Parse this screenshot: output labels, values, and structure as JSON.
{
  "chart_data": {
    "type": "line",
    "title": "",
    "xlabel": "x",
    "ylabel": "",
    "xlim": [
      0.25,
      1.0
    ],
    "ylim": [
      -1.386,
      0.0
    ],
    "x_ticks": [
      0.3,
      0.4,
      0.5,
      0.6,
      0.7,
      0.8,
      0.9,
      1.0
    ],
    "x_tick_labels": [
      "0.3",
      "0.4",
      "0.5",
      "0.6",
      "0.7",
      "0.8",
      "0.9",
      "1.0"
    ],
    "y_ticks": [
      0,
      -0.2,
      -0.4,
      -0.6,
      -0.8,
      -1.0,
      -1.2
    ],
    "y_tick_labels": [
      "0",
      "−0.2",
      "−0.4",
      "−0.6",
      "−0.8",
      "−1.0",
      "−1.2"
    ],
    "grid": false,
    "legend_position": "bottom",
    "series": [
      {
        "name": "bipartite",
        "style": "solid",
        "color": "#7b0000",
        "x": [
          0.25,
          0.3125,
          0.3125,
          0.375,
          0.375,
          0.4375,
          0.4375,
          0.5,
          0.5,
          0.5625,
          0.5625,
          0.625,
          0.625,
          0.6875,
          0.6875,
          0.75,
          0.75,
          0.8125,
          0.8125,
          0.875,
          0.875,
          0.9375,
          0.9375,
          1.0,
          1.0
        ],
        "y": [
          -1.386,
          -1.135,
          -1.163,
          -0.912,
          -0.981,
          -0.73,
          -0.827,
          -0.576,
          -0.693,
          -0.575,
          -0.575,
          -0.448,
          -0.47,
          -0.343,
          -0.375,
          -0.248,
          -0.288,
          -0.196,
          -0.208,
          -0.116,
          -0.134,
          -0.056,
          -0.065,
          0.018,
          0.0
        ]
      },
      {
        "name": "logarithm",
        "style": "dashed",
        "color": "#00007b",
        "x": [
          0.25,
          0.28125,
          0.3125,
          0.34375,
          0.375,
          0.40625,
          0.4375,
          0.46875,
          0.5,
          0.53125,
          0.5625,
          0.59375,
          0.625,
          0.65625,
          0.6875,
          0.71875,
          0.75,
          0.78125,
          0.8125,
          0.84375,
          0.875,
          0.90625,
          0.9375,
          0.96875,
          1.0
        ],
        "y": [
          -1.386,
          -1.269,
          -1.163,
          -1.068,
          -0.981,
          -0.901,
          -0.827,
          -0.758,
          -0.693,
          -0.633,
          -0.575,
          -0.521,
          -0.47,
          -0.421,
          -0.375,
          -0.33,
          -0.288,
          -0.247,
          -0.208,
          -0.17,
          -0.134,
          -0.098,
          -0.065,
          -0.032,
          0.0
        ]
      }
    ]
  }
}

WRITTEN REQUEST:
Can you give every line above again, exactly as written?

OUTPUT FOR THIS TASK:
Parse this screenshot: output labels, values, and structure as JSON.
{
  "chart_data": {
    "type": "line",
    "title": "",
    "xlabel": "x",
    "ylabel": "",
    "xlim": [
      0.25,
      1.0
    ],
    "ylim": [
      -1.386,
      0.0
    ],
    "x_ticks": [
      0.3,
      0.4,
      0.5,
      0.6,
      0.7,
      0.8,
      0.9,
      1.0
    ],
    "x_tick_labels": [
      "0.3",
      "0.4",
      "0.5",
      "0.6",
      "0.7",
      "0.8",
      "0.9",
      "1.0"
    ],
    "y_ticks": [
      0,
      -0.2,
      -0.4,
      -0.6,
      -0.8,
      -1.0,
      -1.2
    ],
    "y_tick_labels": [
      "0",
      "−0.2",
      "−0.4",
      "−0.6",
      "−0.8",
      "−1.0",
      "−1.2"
    ],
    "grid": false,
    "legend_position": "bottom",
    "series": [
      {
        "name": "bipartite",
        "style": "solid",
        "color": "#7b0000",
        "x": [
          0.25,
          0.3125,
          0.3125,
          0.375,
          0.375,
          0.4375,
          0.4375,
          0.5,
          0.5,
          0.5625,
          0.5625,
          0.625,
          0.625,
          0.6875,
          0.6875,
          0.75,
          0.75,
          0.8125,
          0.8125,
          0.875,
          0.875,
          0.9375,
          0.9375,
          1.0,
          1.0
        ],
        "y": [
          -1.386,
          -1.135,
          -1.163,
          -0.912,
          -0.981,
          -0.73,
          -0.827,
          -0.576,
          -0.693,
          -0.575,
          -0.575,
          -0.448,
          -0.47,
          -0.343,
          -0.375,
          -0.248,
          -0.288,
          -0.196,
          -0.208,
          -0.116,
          -0.134,
          -0.056,
          -0.065,
          0.018,
          0.0
        ]
      },
      {
        "name": "logarithm",
        "style": "dashed",
        "color": "#00007b",
        "x": [
          0.25,
          0.28125,
          0.3125,
          0.34375,
          0.375,
          0.40625,
          0.4375,
          0.46875,
          0.5,
          0.53125,
          0.5625,
          0.59375,
          0.625,
          0.65625,
          0.6875,
          0.71875,
          0.75,
          0.78125,
          0.8125,
          0.84375,
          0.875,
          0.90625,
          0.9375,
          0.96875,
          1.0
        ],
        "y": [
          -1.386,
          -1.269,
          -1.163,
          -1.068,
          -0.981,
          -0.901,
          -0.827,
          -0.758,
          -0.693,
          -0.633,
          -0.575,
          -0.521,
          -0.47,
          -0.421,
          -0.375,
          -0.33,
          -0.288,
          -0.247,
          -0.208,
          -0.17,
          -0.134,
          -0.098,
          -0.065,
          -0.032,
          0.0
        ]
      }
    ]
  }
}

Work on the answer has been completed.